(Stored items from a collection)

***

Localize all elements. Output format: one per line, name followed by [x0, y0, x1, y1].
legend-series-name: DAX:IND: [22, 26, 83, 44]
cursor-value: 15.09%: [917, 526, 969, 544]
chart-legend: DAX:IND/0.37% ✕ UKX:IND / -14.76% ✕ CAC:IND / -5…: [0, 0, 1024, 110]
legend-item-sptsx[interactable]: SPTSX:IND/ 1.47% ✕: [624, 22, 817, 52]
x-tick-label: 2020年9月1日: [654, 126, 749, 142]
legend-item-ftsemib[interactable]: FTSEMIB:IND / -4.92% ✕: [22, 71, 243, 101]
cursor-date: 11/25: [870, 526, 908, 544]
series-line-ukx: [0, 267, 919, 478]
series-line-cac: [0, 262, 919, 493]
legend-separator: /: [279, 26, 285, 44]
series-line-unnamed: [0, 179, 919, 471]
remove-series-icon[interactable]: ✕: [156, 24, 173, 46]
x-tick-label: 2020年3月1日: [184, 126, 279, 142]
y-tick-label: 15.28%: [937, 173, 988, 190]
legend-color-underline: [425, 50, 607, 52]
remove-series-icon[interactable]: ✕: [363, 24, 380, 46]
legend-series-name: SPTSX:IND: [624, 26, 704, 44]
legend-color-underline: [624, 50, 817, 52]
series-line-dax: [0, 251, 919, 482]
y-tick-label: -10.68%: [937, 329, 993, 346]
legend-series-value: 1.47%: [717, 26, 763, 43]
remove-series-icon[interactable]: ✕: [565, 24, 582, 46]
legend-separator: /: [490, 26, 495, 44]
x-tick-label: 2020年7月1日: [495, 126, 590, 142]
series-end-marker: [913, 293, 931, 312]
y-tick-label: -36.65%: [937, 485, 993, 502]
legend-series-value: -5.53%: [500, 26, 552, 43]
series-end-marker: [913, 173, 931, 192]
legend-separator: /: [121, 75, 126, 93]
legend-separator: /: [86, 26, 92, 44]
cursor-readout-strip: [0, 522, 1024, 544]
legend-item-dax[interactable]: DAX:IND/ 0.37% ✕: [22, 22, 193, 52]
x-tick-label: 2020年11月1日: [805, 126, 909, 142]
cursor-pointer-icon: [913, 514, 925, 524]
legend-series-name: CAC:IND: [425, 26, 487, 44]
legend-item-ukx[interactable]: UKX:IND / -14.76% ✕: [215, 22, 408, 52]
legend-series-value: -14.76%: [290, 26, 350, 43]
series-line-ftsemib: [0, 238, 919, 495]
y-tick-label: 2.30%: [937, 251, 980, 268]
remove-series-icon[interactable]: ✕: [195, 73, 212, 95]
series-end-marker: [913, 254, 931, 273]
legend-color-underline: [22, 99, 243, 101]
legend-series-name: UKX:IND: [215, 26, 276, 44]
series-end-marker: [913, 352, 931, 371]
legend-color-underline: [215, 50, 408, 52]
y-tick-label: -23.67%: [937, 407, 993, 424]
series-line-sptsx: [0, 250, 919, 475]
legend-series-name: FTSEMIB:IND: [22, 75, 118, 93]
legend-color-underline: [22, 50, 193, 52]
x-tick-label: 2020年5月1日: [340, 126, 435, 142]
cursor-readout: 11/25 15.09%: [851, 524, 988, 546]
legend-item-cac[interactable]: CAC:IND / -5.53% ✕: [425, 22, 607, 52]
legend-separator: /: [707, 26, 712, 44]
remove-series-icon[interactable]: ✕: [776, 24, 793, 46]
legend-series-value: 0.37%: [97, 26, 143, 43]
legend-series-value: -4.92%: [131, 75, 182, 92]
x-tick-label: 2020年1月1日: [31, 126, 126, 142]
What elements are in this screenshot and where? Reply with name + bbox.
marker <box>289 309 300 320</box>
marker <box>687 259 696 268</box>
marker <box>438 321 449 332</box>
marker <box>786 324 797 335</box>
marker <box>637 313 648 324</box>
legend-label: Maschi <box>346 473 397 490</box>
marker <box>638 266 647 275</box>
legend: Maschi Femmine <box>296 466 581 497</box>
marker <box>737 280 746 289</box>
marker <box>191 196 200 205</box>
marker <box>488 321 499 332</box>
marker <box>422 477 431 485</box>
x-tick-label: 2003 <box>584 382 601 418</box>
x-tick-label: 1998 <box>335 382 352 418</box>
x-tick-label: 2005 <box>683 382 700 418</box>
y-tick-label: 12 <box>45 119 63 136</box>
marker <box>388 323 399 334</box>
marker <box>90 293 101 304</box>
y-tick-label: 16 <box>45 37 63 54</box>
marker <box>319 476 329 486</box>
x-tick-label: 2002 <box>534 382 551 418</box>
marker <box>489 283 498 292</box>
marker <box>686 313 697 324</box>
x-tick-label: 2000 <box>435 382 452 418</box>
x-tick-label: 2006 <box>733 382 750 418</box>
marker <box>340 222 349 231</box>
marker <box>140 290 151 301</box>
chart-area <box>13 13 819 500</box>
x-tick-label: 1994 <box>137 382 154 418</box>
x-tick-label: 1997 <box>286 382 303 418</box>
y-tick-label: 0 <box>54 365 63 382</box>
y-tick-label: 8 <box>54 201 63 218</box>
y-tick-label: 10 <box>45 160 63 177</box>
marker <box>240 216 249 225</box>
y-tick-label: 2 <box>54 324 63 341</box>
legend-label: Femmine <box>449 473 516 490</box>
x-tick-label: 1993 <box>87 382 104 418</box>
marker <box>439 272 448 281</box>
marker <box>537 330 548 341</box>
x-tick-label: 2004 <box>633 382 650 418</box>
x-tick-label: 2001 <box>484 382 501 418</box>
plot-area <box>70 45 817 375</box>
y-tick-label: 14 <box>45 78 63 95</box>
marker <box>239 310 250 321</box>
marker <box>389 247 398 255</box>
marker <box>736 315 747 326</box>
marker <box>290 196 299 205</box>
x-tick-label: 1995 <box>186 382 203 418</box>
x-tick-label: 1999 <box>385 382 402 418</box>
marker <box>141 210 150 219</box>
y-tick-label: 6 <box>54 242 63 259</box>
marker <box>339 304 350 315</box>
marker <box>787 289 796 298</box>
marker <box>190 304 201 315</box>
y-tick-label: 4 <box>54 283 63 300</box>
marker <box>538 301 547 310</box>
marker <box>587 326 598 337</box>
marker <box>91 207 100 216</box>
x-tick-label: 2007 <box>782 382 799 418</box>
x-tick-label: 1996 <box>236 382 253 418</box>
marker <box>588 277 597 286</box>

***

Directive:
Quote every line above word for word, in the same order.

Correct result:
Localize all elements. Output format: one per line, name followed by [x0, y0, x1, y1].
legend-series-name: DAX:IND: [22, 26, 83, 44]
cursor-value: 15.09%: [917, 526, 969, 544]
chart-legend: DAX:IND/0.37% ✕ UKX:IND / -14.76% ✕ CAC:IND / -5…: [0, 0, 1024, 110]
legend-item-sptsx[interactable]: SPTSX:IND/ 1.47% ✕: [624, 22, 817, 52]
x-tick-label: 2020年9月1日: [654, 126, 749, 142]
legend-item-ftsemib[interactable]: FTSEMIB:IND / -4.92% ✕: [22, 71, 243, 101]
cursor-date: 11/25: [870, 526, 908, 544]
series-line-ukx: [0, 267, 919, 478]
series-line-cac: [0, 262, 919, 493]
legend-separator: /: [279, 26, 285, 44]
series-line-unnamed: [0, 179, 919, 471]
remove-series-icon[interactable]: ✕: [156, 24, 173, 46]
x-tick-label: 2020年3月1日: [184, 126, 279, 142]
y-tick-label: 15.28%: [937, 173, 988, 190]
legend-color-underline: [425, 50, 607, 52]
remove-series-icon[interactable]: ✕: [363, 24, 380, 46]
legend-series-name: SPTSX:IND: [624, 26, 704, 44]
legend-color-underline: [624, 50, 817, 52]
series-line-dax: [0, 251, 919, 482]
y-tick-label: -10.68%: [937, 329, 993, 346]
legend-series-value: 1.47%: [717, 26, 763, 43]
remove-series-icon[interactable]: ✕: [565, 24, 582, 46]
legend-separator: /: [490, 26, 495, 44]
x-tick-label: 2020年7月1日: [495, 126, 590, 142]
series-end-marker: [913, 293, 931, 312]
y-tick-label: -36.65%: [937, 485, 993, 502]
legend-series-value: -5.53%: [500, 26, 552, 43]
series-end-marker: [913, 173, 931, 192]
legend-separator: /: [121, 75, 126, 93]
legend-separator: /: [86, 26, 92, 44]
cursor-readout-strip: [0, 522, 1024, 544]
legend-item-dax[interactable]: DAX:IND/ 0.37% ✕: [22, 22, 193, 52]
x-tick-label: 2020年11月1日: [805, 126, 909, 142]
cursor-pointer-icon: [913, 514, 925, 524]
legend-series-name: CAC:IND: [425, 26, 487, 44]
legend-item-ukx[interactable]: UKX:IND / -14.76% ✕: [215, 22, 408, 52]
legend-series-value: -14.76%: [290, 26, 350, 43]
series-line-ftsemib: [0, 238, 919, 495]
y-tick-label: 2.30%: [937, 251, 980, 268]
remove-series-icon[interactable]: ✕: [195, 73, 212, 95]
series-end-marker: [913, 254, 931, 273]
legend-color-underline: [22, 99, 243, 101]
legend-series-name: UKX:IND: [215, 26, 276, 44]
series-end-marker: [913, 352, 931, 371]
legend-color-underline: [215, 50, 408, 52]
y-tick-label: -23.67%: [937, 407, 993, 424]
series-line-sptsx: [0, 250, 919, 475]
legend-series-name: FTSEMIB:IND: [22, 75, 118, 93]
legend-color-underline: [22, 50, 193, 52]
x-tick-label: 2020年5月1日: [340, 126, 435, 142]
cursor-readout: 11/25 15.09%: [851, 524, 988, 546]
legend-item-cac[interactable]: CAC:IND / -5.53% ✕: [425, 22, 607, 52]
legend-separator: /: [707, 26, 712, 44]
remove-series-icon[interactable]: ✕: [776, 24, 793, 46]
legend-series-value: 0.37%: [97, 26, 143, 43]
legend-series-value: -4.92%: [131, 75, 182, 92]
x-tick-label: 2020年1月1日: [31, 126, 126, 142]
What elements are in this screenshot and where? Reply with name + bbox.
marker <box>289 309 300 320</box>
marker <box>687 259 696 268</box>
marker <box>438 321 449 332</box>
marker <box>786 324 797 335</box>
marker <box>637 313 648 324</box>
legend-label: Maschi <box>346 473 397 490</box>
marker <box>638 266 647 275</box>
legend: Maschi Femmine <box>296 466 581 497</box>
marker <box>737 280 746 289</box>
marker <box>191 196 200 205</box>
marker <box>488 321 499 332</box>
marker <box>422 477 431 485</box>
x-tick-label: 2003 <box>584 382 601 418</box>
x-tick-label: 1998 <box>335 382 352 418</box>
x-tick-label: 2005 <box>683 382 700 418</box>
y-tick-label: 12 <box>45 119 63 136</box>
marker <box>388 323 399 334</box>
marker <box>90 293 101 304</box>
y-tick-label: 16 <box>45 37 63 54</box>
marker <box>319 476 329 486</box>
x-tick-label: 2002 <box>534 382 551 418</box>
marker <box>489 283 498 292</box>
marker <box>686 313 697 324</box>
x-tick-label: 2000 <box>435 382 452 418</box>
x-tick-label: 2006 <box>733 382 750 418</box>
marker <box>340 222 349 231</box>
marker <box>140 290 151 301</box>
chart-area <box>13 13 819 500</box>
x-tick-label: 1994 <box>137 382 154 418</box>
x-tick-label: 1997 <box>286 382 303 418</box>
y-tick-label: 0 <box>54 365 63 382</box>
y-tick-label: 8 <box>54 201 63 218</box>
y-tick-label: 10 <box>45 160 63 177</box>
marker <box>240 216 249 225</box>
y-tick-label: 2 <box>54 324 63 341</box>
legend-label: Femmine <box>449 473 516 490</box>
x-tick-label: 1993 <box>87 382 104 418</box>
marker <box>439 272 448 281</box>
marker <box>537 330 548 341</box>
x-tick-label: 2004 <box>633 382 650 418</box>
x-tick-label: 2001 <box>484 382 501 418</box>
plot-area <box>70 45 817 375</box>
y-tick-label: 14 <box>45 78 63 95</box>
marker <box>239 310 250 321</box>
marker <box>389 247 398 255</box>
marker <box>736 315 747 326</box>
marker <box>290 196 299 205</box>
x-tick-label: 1995 <box>186 382 203 418</box>
x-tick-label: 1999 <box>385 382 402 418</box>
marker <box>141 210 150 219</box>
y-tick-label: 6 <box>54 242 63 259</box>
marker <box>339 304 350 315</box>
marker <box>787 289 796 298</box>
marker <box>190 304 201 315</box>
y-tick-label: 4 <box>54 283 63 300</box>
marker <box>538 301 547 310</box>
marker <box>587 326 598 337</box>
marker <box>91 207 100 216</box>
x-tick-label: 2007 <box>782 382 799 418</box>
x-tick-label: 1996 <box>236 382 253 418</box>
marker <box>588 277 597 286</box>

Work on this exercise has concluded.